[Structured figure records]
»»
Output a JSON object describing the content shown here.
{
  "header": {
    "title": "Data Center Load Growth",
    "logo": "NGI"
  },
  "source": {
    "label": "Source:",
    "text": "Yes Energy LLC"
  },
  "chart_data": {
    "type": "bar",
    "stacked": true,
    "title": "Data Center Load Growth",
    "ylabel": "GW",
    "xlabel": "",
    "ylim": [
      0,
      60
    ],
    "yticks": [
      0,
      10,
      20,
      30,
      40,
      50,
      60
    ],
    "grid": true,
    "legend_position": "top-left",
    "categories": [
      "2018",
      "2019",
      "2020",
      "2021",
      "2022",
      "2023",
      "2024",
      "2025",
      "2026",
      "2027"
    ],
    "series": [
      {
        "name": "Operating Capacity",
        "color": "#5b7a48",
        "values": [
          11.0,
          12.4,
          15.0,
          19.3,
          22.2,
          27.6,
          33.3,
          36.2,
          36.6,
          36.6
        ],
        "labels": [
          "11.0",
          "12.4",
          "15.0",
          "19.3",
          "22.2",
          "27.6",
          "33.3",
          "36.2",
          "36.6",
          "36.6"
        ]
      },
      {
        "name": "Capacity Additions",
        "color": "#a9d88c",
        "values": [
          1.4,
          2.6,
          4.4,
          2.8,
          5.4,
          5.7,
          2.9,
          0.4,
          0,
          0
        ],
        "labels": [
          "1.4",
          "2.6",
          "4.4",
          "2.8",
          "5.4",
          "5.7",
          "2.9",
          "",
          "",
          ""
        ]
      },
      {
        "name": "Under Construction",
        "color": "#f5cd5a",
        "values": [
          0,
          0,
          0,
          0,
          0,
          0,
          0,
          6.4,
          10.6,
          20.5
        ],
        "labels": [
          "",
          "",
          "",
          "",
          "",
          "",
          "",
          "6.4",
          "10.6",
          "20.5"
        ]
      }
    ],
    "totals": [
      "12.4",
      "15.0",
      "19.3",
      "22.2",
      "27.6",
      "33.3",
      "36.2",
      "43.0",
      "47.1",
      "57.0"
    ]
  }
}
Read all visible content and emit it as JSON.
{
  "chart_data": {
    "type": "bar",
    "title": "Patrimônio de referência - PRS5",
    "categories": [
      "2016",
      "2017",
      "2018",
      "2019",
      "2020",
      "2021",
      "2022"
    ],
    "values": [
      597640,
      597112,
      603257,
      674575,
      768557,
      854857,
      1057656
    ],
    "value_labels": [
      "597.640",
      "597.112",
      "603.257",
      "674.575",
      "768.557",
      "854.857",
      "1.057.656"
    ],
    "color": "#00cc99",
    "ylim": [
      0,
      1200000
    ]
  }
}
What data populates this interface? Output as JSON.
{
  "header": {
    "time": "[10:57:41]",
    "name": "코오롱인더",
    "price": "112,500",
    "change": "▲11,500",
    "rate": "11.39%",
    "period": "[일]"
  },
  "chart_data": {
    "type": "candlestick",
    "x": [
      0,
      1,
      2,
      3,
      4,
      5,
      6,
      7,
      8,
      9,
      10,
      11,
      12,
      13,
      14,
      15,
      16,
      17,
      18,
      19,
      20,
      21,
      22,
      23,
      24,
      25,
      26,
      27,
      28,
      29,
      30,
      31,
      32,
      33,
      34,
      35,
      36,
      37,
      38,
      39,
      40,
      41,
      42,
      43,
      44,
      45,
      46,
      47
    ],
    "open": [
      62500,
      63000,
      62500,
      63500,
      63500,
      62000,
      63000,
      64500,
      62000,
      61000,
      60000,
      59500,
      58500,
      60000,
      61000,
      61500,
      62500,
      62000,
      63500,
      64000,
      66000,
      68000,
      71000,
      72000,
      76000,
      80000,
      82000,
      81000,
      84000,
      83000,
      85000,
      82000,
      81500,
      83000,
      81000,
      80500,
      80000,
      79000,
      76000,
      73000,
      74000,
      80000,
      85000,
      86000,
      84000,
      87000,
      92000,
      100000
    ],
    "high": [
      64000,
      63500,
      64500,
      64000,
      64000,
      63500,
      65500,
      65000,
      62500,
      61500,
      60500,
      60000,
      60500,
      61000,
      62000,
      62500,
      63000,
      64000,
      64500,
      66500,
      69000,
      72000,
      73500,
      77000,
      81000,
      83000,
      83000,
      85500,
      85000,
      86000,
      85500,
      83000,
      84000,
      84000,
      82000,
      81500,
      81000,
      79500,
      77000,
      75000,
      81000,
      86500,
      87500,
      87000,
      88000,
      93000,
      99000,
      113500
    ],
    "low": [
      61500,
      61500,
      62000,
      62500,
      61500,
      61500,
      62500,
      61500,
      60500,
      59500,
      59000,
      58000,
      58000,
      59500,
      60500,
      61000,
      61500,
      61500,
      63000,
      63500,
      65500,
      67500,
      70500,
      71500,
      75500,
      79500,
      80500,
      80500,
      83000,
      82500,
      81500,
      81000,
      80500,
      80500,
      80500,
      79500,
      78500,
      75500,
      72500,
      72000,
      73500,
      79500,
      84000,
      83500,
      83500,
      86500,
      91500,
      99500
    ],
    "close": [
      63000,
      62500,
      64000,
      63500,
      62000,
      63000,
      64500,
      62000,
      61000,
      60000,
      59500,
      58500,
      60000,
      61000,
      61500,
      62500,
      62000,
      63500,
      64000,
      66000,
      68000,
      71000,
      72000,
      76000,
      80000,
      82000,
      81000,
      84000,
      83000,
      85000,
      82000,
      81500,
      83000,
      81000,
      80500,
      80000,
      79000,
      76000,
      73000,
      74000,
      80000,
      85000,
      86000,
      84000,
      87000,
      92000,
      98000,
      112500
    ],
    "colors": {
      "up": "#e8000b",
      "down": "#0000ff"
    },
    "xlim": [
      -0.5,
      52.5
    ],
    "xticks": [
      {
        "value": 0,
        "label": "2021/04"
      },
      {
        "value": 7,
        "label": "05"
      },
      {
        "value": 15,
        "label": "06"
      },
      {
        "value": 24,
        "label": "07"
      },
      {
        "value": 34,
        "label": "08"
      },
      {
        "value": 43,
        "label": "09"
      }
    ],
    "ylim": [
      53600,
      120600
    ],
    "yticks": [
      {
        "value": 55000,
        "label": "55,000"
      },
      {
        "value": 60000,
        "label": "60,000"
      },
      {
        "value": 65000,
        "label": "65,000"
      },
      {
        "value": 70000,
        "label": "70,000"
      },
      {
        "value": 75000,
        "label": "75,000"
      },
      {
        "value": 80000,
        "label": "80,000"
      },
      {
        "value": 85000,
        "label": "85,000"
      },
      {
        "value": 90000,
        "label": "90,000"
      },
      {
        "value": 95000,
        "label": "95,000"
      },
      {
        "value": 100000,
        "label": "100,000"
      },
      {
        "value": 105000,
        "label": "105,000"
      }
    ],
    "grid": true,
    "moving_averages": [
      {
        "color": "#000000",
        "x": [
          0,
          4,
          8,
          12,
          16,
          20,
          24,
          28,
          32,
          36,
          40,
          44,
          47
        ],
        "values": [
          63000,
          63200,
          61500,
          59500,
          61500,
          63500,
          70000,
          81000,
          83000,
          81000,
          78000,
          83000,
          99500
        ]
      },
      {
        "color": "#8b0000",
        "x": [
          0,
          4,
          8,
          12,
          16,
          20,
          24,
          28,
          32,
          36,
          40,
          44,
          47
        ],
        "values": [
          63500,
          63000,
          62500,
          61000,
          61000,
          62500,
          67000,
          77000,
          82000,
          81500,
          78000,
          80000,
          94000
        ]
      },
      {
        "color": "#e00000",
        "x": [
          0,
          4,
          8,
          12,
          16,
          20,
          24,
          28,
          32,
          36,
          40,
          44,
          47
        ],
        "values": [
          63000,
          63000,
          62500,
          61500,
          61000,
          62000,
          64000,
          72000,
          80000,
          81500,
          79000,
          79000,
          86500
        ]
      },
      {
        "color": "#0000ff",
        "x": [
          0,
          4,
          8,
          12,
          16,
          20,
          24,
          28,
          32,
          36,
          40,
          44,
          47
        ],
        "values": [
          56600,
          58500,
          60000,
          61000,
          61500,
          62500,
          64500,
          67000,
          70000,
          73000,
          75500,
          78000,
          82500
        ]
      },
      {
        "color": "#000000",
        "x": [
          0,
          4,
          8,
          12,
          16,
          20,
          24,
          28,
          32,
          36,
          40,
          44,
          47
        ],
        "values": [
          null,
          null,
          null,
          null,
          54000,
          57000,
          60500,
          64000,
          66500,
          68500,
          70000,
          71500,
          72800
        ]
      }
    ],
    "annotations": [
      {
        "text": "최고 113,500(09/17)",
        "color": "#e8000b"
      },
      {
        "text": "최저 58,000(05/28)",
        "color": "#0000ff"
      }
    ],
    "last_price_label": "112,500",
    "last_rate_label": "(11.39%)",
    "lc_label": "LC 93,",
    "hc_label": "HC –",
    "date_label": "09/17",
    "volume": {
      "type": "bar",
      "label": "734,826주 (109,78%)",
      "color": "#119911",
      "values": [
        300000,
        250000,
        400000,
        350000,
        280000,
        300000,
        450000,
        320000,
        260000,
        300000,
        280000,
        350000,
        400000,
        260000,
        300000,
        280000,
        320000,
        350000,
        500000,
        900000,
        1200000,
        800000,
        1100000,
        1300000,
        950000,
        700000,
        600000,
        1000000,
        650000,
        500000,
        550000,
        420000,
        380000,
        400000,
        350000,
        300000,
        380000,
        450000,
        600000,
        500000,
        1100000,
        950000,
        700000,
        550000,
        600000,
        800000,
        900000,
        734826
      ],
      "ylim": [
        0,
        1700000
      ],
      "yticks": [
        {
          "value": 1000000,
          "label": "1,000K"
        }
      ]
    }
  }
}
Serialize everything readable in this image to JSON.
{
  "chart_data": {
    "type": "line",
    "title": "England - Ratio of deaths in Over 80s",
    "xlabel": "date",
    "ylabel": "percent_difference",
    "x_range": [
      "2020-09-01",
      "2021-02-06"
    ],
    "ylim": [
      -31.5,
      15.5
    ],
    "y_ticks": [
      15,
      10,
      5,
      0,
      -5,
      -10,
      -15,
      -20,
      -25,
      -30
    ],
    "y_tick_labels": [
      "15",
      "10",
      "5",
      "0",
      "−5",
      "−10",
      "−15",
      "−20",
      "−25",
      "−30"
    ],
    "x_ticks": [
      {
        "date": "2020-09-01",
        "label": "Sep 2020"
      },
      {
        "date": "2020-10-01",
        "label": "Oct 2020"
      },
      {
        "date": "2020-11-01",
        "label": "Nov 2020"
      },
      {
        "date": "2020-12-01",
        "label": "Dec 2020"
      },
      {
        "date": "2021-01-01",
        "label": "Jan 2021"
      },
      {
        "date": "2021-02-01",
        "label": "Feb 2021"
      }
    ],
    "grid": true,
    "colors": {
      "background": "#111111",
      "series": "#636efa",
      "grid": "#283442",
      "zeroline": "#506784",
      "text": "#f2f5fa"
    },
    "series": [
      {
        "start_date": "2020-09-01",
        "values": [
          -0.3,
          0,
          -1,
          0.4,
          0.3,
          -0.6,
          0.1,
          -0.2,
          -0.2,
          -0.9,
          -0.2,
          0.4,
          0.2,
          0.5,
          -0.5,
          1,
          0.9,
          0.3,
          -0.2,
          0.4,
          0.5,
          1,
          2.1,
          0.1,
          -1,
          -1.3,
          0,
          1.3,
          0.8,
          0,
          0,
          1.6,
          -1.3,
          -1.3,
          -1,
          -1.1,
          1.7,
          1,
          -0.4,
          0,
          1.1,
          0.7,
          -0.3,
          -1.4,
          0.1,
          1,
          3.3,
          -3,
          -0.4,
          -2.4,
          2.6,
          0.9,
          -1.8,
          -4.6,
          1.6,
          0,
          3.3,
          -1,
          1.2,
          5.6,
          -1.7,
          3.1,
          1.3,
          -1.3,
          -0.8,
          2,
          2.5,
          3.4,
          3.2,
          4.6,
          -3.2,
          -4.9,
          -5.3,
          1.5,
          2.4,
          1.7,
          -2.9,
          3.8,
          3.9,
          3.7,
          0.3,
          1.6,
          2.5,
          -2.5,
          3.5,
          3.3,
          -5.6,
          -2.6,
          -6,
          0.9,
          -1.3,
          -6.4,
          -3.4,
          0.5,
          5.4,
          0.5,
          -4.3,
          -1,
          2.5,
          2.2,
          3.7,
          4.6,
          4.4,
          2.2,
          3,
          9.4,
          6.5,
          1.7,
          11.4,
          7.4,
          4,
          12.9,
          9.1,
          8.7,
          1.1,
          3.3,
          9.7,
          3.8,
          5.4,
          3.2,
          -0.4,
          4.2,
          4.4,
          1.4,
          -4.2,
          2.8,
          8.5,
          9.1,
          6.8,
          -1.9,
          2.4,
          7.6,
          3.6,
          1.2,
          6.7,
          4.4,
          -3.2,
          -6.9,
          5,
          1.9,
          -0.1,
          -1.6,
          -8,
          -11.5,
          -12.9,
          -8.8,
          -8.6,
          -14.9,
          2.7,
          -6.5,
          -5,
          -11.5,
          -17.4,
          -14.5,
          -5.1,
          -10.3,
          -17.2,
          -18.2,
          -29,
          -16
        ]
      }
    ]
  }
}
««
WHAT THE TASK ASKS
Reproduce every line from the entries that holds the word "JSON".

REPLY
Output a JSON object describing the content shown here.
Read all visible content and emit it as JSON.
What data populates this interface? Output as JSON.
Serialize everything readable in this image to JSON.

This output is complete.